====== TASK DATA

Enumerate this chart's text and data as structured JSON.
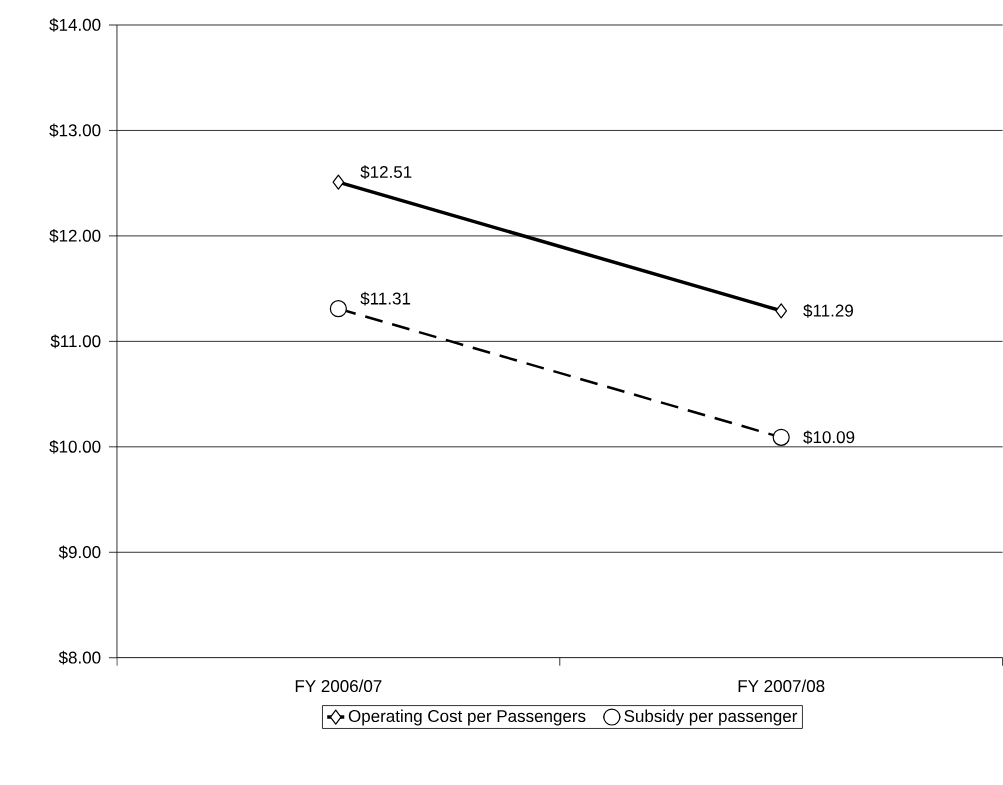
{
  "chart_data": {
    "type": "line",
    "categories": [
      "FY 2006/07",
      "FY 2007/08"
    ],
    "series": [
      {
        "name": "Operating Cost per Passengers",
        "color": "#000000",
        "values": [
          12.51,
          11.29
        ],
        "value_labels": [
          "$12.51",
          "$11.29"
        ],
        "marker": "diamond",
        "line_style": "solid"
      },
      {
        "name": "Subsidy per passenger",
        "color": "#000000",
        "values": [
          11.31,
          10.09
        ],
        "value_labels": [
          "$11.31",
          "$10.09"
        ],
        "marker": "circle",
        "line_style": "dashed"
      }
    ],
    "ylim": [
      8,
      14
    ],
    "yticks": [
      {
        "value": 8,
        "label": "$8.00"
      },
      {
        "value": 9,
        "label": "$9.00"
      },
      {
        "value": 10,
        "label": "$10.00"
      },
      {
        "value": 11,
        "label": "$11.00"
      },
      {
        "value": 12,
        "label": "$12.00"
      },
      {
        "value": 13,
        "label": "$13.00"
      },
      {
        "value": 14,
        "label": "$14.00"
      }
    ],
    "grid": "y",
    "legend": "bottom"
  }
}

============
====== TASK DATA

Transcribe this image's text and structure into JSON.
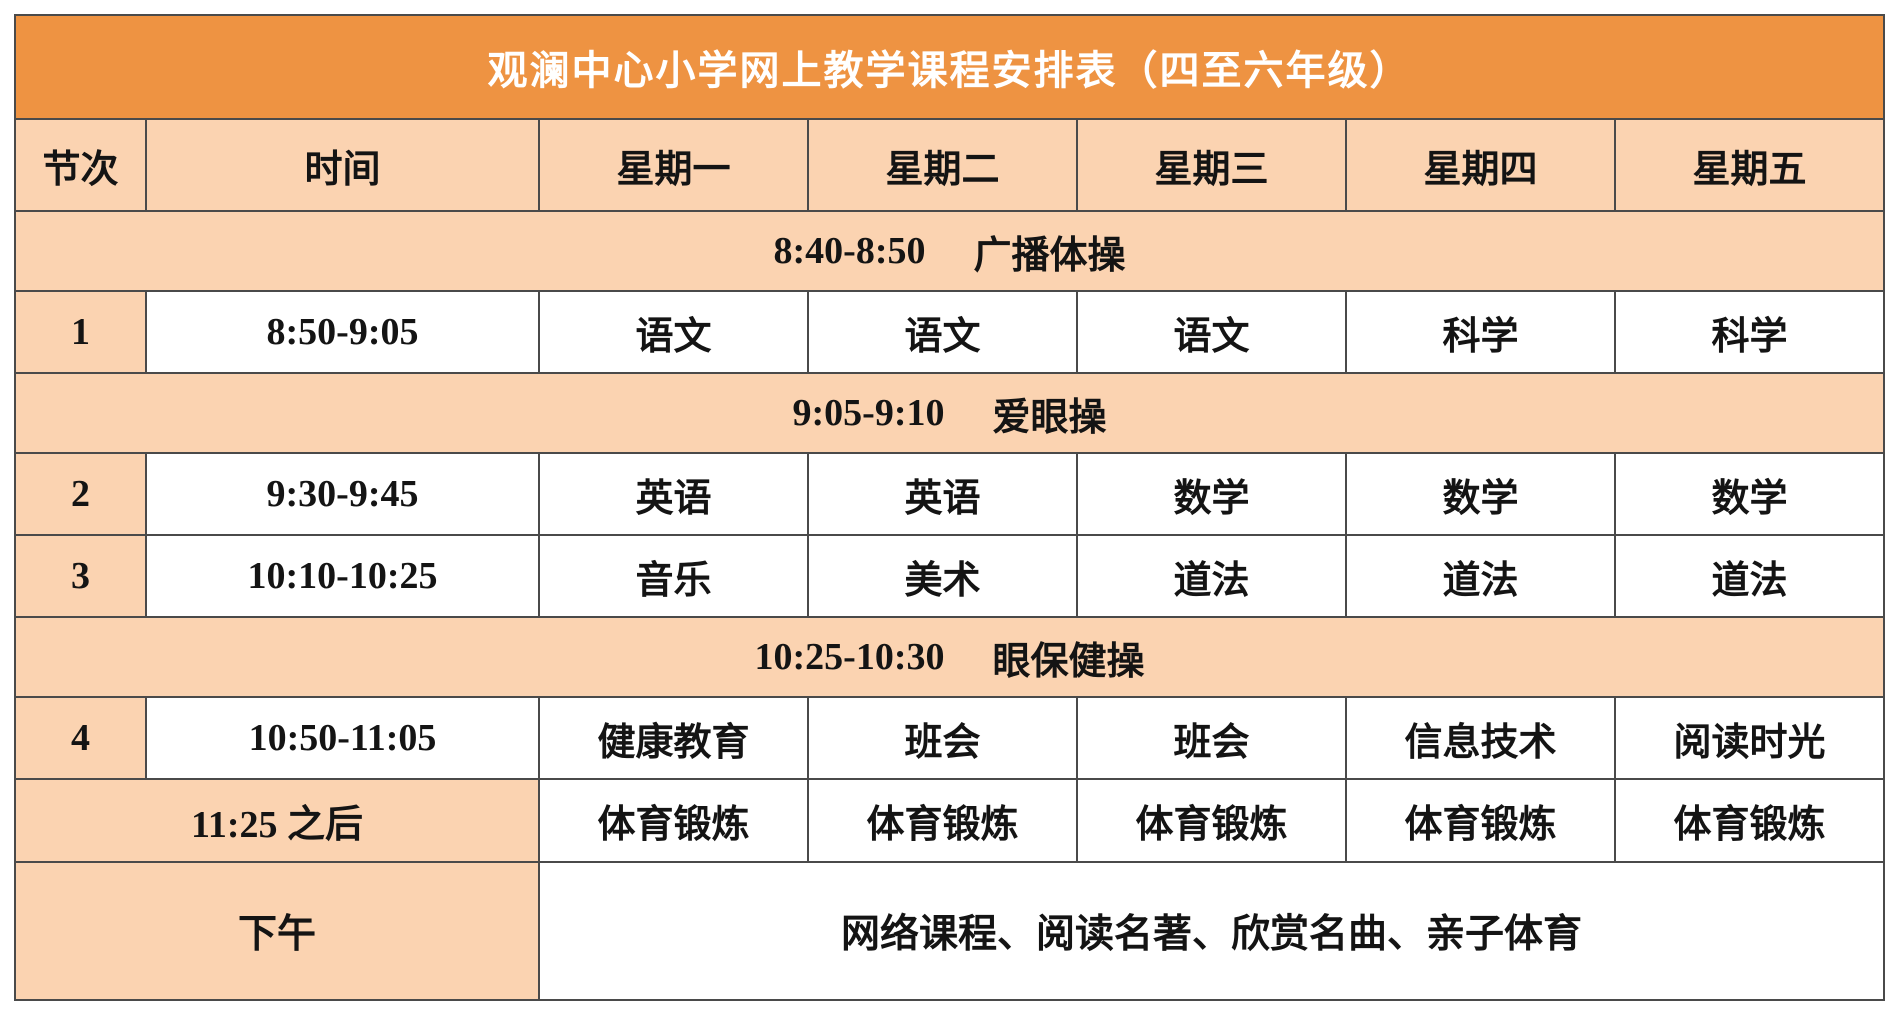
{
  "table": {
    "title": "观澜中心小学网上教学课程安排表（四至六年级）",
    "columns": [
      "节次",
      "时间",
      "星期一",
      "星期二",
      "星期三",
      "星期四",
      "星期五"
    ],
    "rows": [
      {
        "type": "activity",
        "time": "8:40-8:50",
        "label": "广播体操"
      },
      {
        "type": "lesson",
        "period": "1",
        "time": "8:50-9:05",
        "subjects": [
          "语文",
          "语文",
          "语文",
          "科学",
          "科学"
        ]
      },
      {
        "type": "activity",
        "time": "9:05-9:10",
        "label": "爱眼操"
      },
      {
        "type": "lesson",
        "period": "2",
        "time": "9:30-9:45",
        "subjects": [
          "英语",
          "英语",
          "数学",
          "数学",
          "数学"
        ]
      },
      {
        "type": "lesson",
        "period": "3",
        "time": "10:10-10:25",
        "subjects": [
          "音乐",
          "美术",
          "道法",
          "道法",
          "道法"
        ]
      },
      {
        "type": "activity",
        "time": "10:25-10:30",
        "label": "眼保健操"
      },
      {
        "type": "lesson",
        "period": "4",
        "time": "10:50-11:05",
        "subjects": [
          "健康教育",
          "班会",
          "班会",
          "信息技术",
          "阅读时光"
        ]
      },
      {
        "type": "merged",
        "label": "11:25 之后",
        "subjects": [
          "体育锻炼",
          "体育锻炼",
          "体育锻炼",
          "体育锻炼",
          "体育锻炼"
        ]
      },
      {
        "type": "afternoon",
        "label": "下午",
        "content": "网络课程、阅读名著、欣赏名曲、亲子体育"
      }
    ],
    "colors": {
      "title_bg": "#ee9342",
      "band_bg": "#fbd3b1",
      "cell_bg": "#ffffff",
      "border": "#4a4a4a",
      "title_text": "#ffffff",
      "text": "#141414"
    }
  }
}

============

● TASK TO COMPLETE: From the data above, count the lines where "JSON" occurs and give that figure and nothing else.

● SOLUTION TO THE PROBLEM: 2